* Given instruction *
Pull out every line below that contains the word "الرحمن".

* Items listed in a dataset *
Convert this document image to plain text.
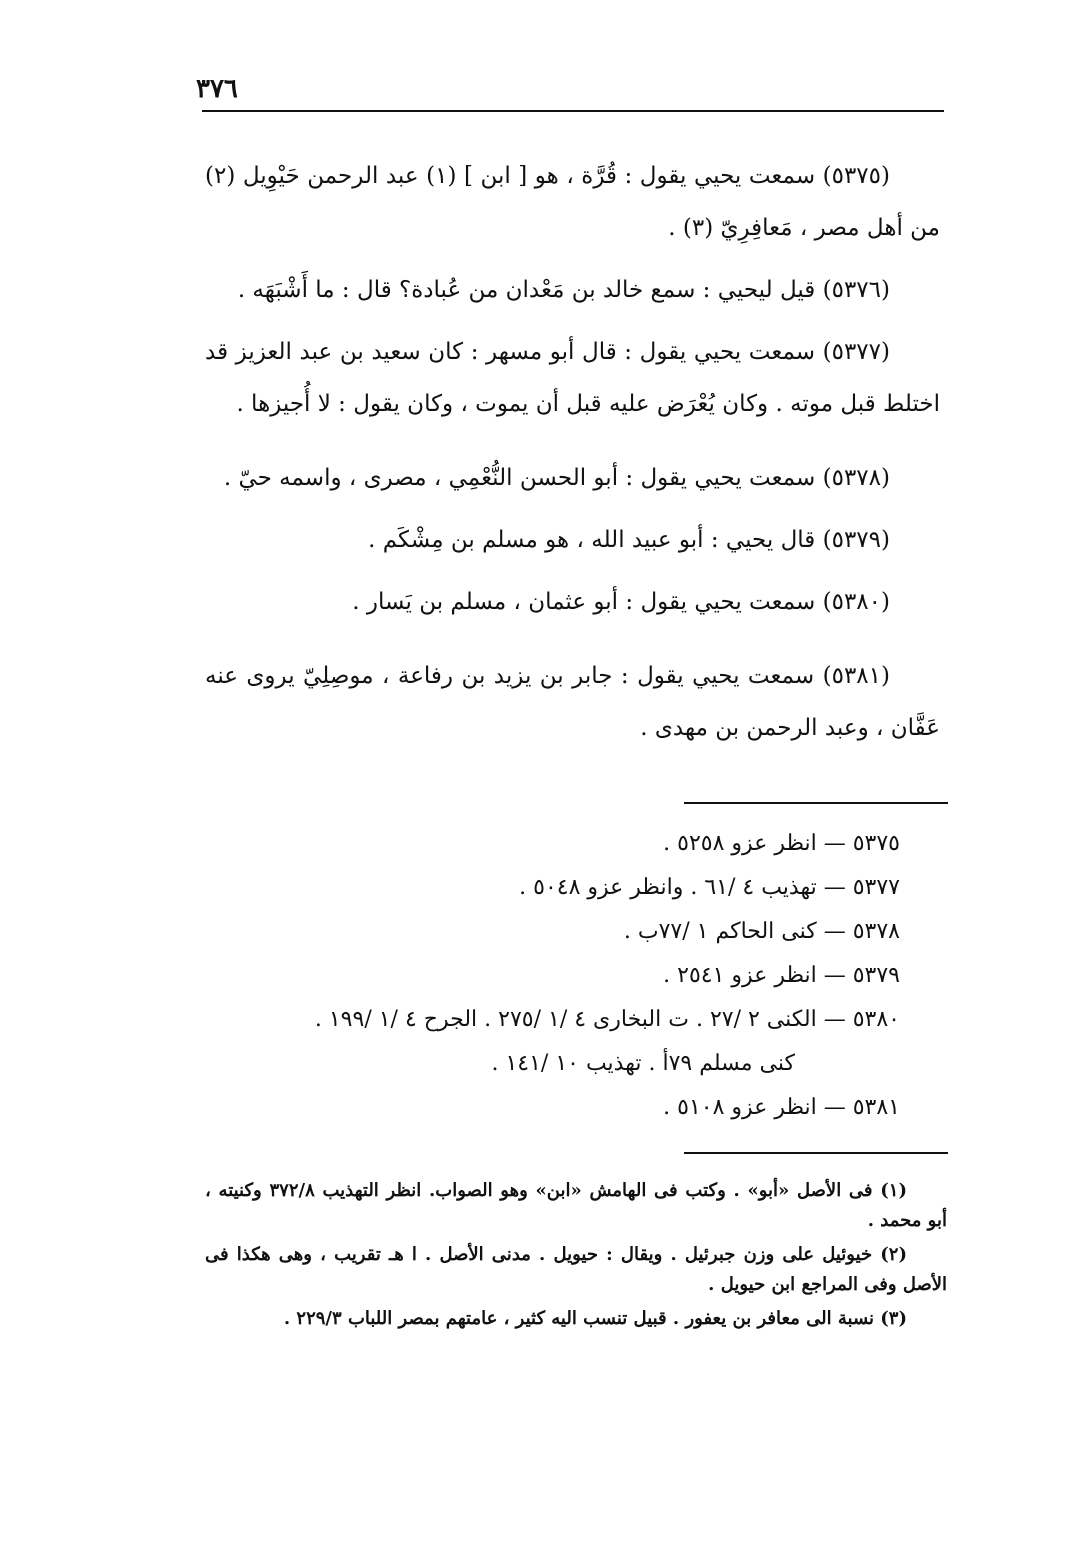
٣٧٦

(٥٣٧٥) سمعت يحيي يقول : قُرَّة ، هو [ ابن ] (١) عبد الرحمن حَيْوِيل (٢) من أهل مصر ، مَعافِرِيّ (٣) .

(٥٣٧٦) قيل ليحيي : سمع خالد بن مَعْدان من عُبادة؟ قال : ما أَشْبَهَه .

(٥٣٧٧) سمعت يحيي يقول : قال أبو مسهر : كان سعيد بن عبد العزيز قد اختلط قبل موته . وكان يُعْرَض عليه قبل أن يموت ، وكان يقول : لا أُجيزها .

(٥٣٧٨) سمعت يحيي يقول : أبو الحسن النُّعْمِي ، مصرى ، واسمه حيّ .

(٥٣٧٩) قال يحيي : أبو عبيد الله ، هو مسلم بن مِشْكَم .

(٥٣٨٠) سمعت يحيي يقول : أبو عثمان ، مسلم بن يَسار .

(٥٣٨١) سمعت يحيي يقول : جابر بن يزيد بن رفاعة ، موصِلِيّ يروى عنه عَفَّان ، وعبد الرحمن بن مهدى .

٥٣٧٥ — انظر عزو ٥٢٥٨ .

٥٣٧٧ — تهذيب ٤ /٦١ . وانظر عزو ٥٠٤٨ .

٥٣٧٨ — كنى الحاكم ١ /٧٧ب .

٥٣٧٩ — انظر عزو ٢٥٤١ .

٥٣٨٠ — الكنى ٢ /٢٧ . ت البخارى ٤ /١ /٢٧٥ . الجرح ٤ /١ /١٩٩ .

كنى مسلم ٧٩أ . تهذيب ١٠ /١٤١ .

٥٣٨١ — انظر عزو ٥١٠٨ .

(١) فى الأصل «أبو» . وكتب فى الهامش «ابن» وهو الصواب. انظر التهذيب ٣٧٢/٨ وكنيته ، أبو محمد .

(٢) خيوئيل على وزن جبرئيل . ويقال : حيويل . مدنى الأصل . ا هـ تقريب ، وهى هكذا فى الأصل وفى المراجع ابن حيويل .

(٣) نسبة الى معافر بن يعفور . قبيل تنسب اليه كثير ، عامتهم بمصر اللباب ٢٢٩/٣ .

* Exercise solution *
(٥٣٧٥) سمعت يحيي يقول : قُرَّة ، هو [ ابن ] (١) عبد الرحمن حَيْوِيل (٢) من أهل مصر ، مَعافِرِيّ (٣) .
(٥٣٨١) سمعت يحيي يقول : جابر بن يزيد بن رفاعة ، موصِلِيّ يروى عنه عَفَّان ، وعبد الرحمن بن مهدى .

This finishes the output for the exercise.